Copy word for word every line in the entries below, beginning with the line that contains "cell-korea-capital-gains-note: major shareholders" and continuing through the line that contains "south-korea-flag-icon bbox=[593, 148, 665, 196]", with both of those lines included.

→ **Given records**:
------------
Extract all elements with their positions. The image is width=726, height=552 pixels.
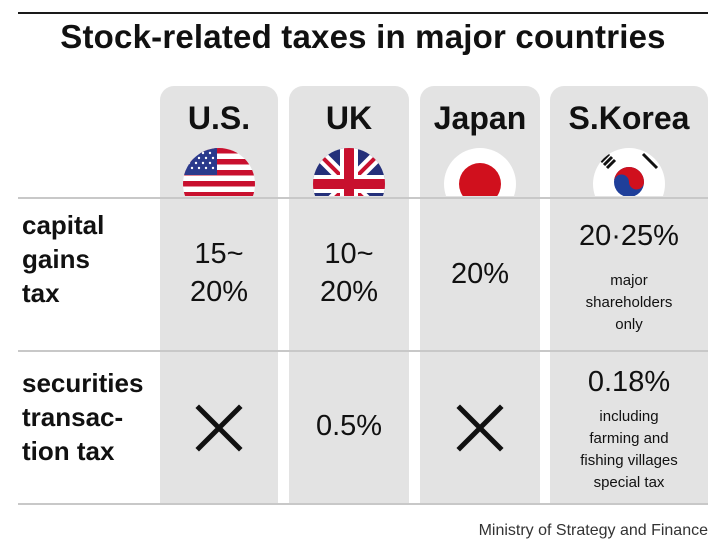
cell-korea-capital-gains-note: major shareholders only bbox=[550, 270, 708, 336]
cell-japan-capital-gains: 20% bbox=[450, 258, 510, 290]
cell-line: 20% bbox=[319, 276, 379, 308]
row-label-line: gains bbox=[22, 244, 90, 274]
south-korea-flag-icon bbox=[593, 148, 665, 196]
page-title: Stock-related taxes in major countries bbox=[60, 18, 666, 55]
cell-us-capital-gains: 15~ 20% bbox=[160, 235, 278, 311]
row-divider-bottom bbox=[18, 503, 708, 505]
header-uk: UK bbox=[325, 100, 373, 136]
note-line: fishing villages bbox=[580, 452, 678, 469]
row-divider-middle bbox=[18, 350, 708, 352]
cell-uk-securities-tax: 0.5% bbox=[315, 410, 383, 442]
japan-flag-icon bbox=[444, 148, 516, 196]
row-label-line: tax bbox=[22, 278, 60, 308]
us-flag-icon bbox=[183, 148, 255, 196]
source-credit: Ministry of Strategy and Finance bbox=[478, 522, 708, 539]
cell-korea-securities-note: including farming and fishing villages s… bbox=[550, 406, 708, 494]
row-label-line: capital bbox=[22, 210, 105, 240]
cell-korea-capital-gains-value: 20·25% bbox=[579, 220, 679, 252]
cell-uk-capital-gains: 10~ 20% bbox=[289, 235, 409, 311]
uk-flag-icon bbox=[313, 148, 385, 196]
header-south-korea: S.Korea bbox=[568, 100, 690, 136]
note-line: farming and bbox=[589, 430, 669, 447]
note-line: shareholders bbox=[585, 294, 673, 311]
cell-line: 10~ bbox=[324, 238, 374, 270]
cell-line: 15~ bbox=[194, 238, 244, 270]
note-line: only bbox=[615, 316, 643, 333]
row-label-line: transac- bbox=[22, 402, 124, 432]
row-label-line: tion tax bbox=[22, 436, 115, 466]
note-line: major bbox=[610, 272, 648, 289]
header-japan: Japan bbox=[433, 100, 527, 136]
none-cross-icon bbox=[454, 402, 506, 454]
top-rule bbox=[18, 12, 708, 14]
note-line: including bbox=[599, 408, 659, 425]
note-line: special tax bbox=[593, 474, 665, 491]
row-label-securities-transaction-tax: securities transac- tion tax bbox=[22, 366, 143, 468]
cell-korea-securities-value: 0.18% bbox=[587, 366, 671, 398]
header-us: U.S. bbox=[187, 100, 251, 136]
row-divider-top bbox=[18, 197, 708, 199]
row-label-line: securities bbox=[22, 368, 144, 398]
none-cross-icon bbox=[193, 402, 245, 454]
cell-line: 20% bbox=[189, 276, 249, 308]
row-label-capital-gains-tax: capital gains tax bbox=[22, 208, 104, 310]
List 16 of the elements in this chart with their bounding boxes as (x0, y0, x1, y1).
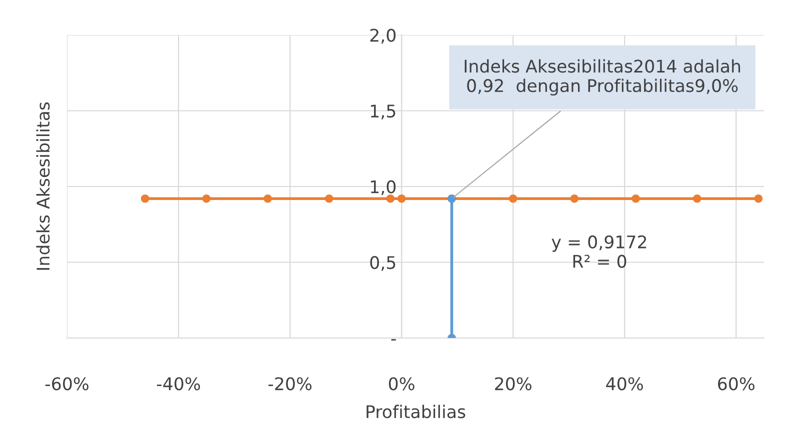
x-tick-label: 20% (495, 377, 532, 390)
y-tick-label: 2,0 (370, 28, 396, 44)
x-tick-label: 60% (718, 377, 754, 390)
x-axis-title: Profitabilias (366, 404, 466, 418)
x-tick-label: -60% (45, 377, 88, 390)
x-tick-label: 40% (606, 377, 643, 390)
x-tick-label: -20% (268, 377, 312, 390)
annotation: y = 0,9172 R² = 0 (552, 235, 646, 268)
annotation: Indeks Aksesibilitas2014 adalah 0,92 dengan Profitabilitas9,0% (464, 59, 740, 96)
y-tick-label: 1,5 (370, 104, 396, 120)
y-tick-label: - (391, 339, 396, 341)
x-tick-label: -40% (156, 377, 200, 390)
y-tick-label: 1,0 (370, 180, 396, 196)
x-tick-label: 0% (388, 377, 414, 390)
y-axis-title: Indeks Aksesibilitas (36, 102, 50, 270)
y-tick-label: 0,5 (370, 256, 396, 271)
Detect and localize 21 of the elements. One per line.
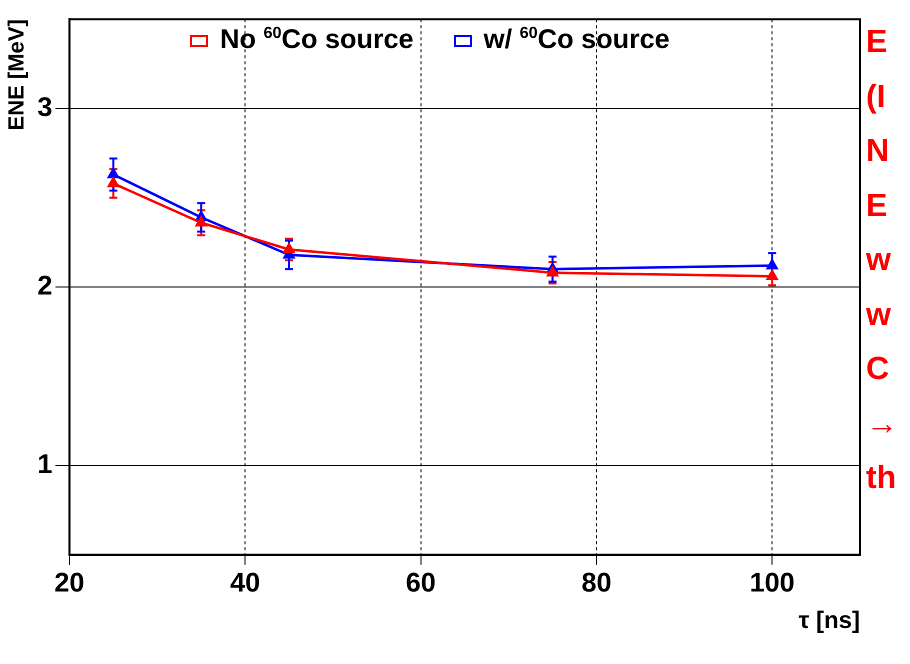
text: E <box>866 186 888 224</box>
x-tick-label: 60 <box>406 567 436 598</box>
y-tick-label: 1 <box>37 448 52 479</box>
text: E <box>866 22 888 61</box>
legend-label: w/ $^{60}$Co source <box>482 24 670 55</box>
text: w <box>866 240 892 279</box>
text: N <box>866 131 890 170</box>
x-tick-label: 80 <box>581 567 612 598</box>
text: C <box>866 349 890 388</box>
x-axis-title: τ [ns] <box>798 607 860 634</box>
text: (I <box>866 76 887 116</box>
text: th <box>866 458 898 497</box>
y-tick-label: 3 <box>37 92 52 122</box>
x-tick-label: 20 <box>54 567 84 598</box>
y-axis-title: ENE [MeV] <box>3 19 28 130</box>
text: w <box>866 294 892 334</box>
legend-label: No $^{60}$Co source <box>219 24 414 55</box>
text: → <box>866 404 898 442</box>
x-tick-label: 40 <box>230 567 260 598</box>
y-tick-label: 2 <box>37 270 52 300</box>
x-tick-label: 100 <box>750 567 795 598</box>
------------
→ **Exercise answer**:
cell-korea-capital-gains-note: major shareholders only bbox=[550, 270, 708, 336]
cell-japan-capital-gains: 20% bbox=[450, 258, 510, 290]
cell-line: 20% bbox=[319, 276, 379, 308]
row-label-line: gains bbox=[22, 244, 90, 274]
south-korea-flag-icon bbox=[593, 148, 665, 196]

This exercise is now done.